Challenge.
Repeat, exactly and in full, the lines of the listing below, but without any pictures.

Dataset excerpts.
────────

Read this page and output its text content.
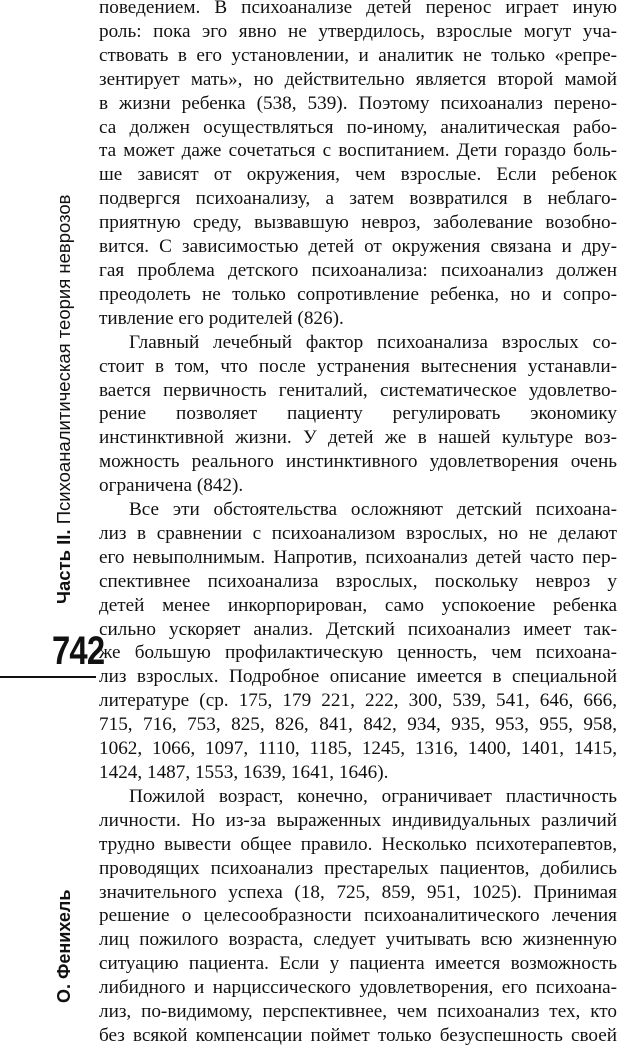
Часть II. Психоаналитическая теория неврозов
О. Фенихель
742
поведением. В психоанализе детей перенос играет иную
роль: пока эго явно не утвердилось, взрослые могут уча-
ствовать в его установлении, и аналитик не только «репре-
зентирует мать», но действительно является второй мамой
в жизни ребенка (538, 539). Поэтому психоанализ перено-
са должен осуществляться по-иному, аналитическая рабо-
та может даже сочетаться с воспитанием. Дети гораздо боль-
ше зависят от окружения, чем взрослые. Если ребенок
подвергся психоанализу, а затем возвратился в неблаго-
приятную среду, вызвавшую невроз, заболевание возобно-
вится. С зависимостью детей от окружения связана и дру-
гая проблема детского психоанализа: психоанализ должен
преодолеть не только сопротивление ребенка, но и сопро-
тивление его родителей (826).
Главный лечебный фактор психоанализа взрослых со-
стоит в том, что после устранения вытеснения устанавли-
вается первичность гениталий, систематическое удовлетво-
рение позволяет пациенту регулировать экономику
инстинктивной жизни. У детей же в нашей культуре воз-
можность реального инстинктивного удовлетворения очень
ограничена (842).
Все эти обстоятельства осложняют детский психоана-
лиз в сравнении с психоанализом взрослых, но не делают
его невыполнимым. Напротив, психоанализ детей часто пер-
спективнее психоанализа взрослых, поскольку невроз у
детей менее инкорпорирован, само успокоение ребенка
сильно ускоряет анализ. Детский психоанализ имеет так-
же большую профилактическую ценность, чем психоана-
лиз взрослых. Подробное описание имеется в специальной
литературе (ср. 175, 179 221, 222, 300, 539, 541, 646, 666,
715, 716, 753, 825, 826, 841, 842, 934, 935, 953, 955, 958,
1062, 1066, 1097, 1110, 1185, 1245, 1316, 1400, 1401, 1415,
1424, 1487, 1553, 1639, 1641, 1646).
Пожилой возраст, конечно, ограничивает пластичность
личности. Но из-за выраженных индивидуальных различий
трудно вывести общее правило. Несколько психотерапевтов,
проводящих психоанализ престарелых пациентов, добились
значительного успеха (18, 725, 859, 951, 1025). Принимая
решение о целесообразности психоаналитического лечения
лиц пожилого возраста, следует учитывать всю жизненную
ситуацию пациента. Если у пациента имеется возможность
либидного и нарциссического удовлетворения, его психоана-
лиз, по-видимому, перспективнее, чем психоанализ тех, кто
без всякой компенсации поймет только безуспешность своей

────────

Answer to this exercise.
Read this page and output its text content.
Часть II. Психоаналитическая теория неврозов
О. Фенихель
742
поведением. В психоанализе детей перенос играет иную
роль: пока эго явно не утвердилось, взрослые могут уча-
ствовать в его установлении, и аналитик не только «репре-
зентирует мать», но действительно является второй мамой
в жизни ребенка (538, 539). Поэтому психоанализ перено-
са должен осуществляться по-иному, аналитическая рабо-
та может даже сочетаться с воспитанием. Дети гораздо боль-
ше зависят от окружения, чем взрослые. Если ребенок
подвергся психоанализу, а затем возвратился в неблаго-
приятную среду, вызвавшую невроз, заболевание возобно-
вится. С зависимостью детей от окружения связана и дру-
гая проблема детского психоанализа: психоанализ должен
преодолеть не только сопротивление ребенка, но и сопро-
тивление его родителей (826).
Главный лечебный фактор психоанализа взрослых со-
стоит в том, что после устранения вытеснения устанавли-
вается первичность гениталий, систематическое удовлетво-
рение позволяет пациенту регулировать экономику
инстинктивной жизни. У детей же в нашей культуре воз-
можность реального инстинктивного удовлетворения очень
ограничена (842).
Все эти обстоятельства осложняют детский психоана-
лиз в сравнении с психоанализом взрослых, но не делают
его невыполнимым. Напротив, психоанализ детей часто пер-
спективнее психоанализа взрослых, поскольку невроз у
детей менее инкорпорирован, само успокоение ребенка
сильно ускоряет анализ. Детский психоанализ имеет так-
же большую профилактическую ценность, чем психоана-
лиз взрослых. Подробное описание имеется в специальной
литературе (ср. 175, 179 221, 222, 300, 539, 541, 646, 666,
715, 716, 753, 825, 826, 841, 842, 934, 935, 953, 955, 958,
1062, 1066, 1097, 1110, 1185, 1245, 1316, 1400, 1401, 1415,
1424, 1487, 1553, 1639, 1641, 1646).
Пожилой возраст, конечно, ограничивает пластичность
личности. Но из-за выраженных индивидуальных различий
трудно вывести общее правило. Несколько психотерапевтов,
проводящих психоанализ престарелых пациентов, добились
значительного успеха (18, 725, 859, 951, 1025). Принимая
решение о целесообразности психоаналитического лечения
лиц пожилого возраста, следует учитывать всю жизненную
ситуацию пациента. Если у пациента имеется возможность
либидного и нарциссического удовлетворения, его психоана-
лиз, по-видимому, перспективнее, чем психоанализ тех, кто
без всякой компенсации поймет только безуспешность своей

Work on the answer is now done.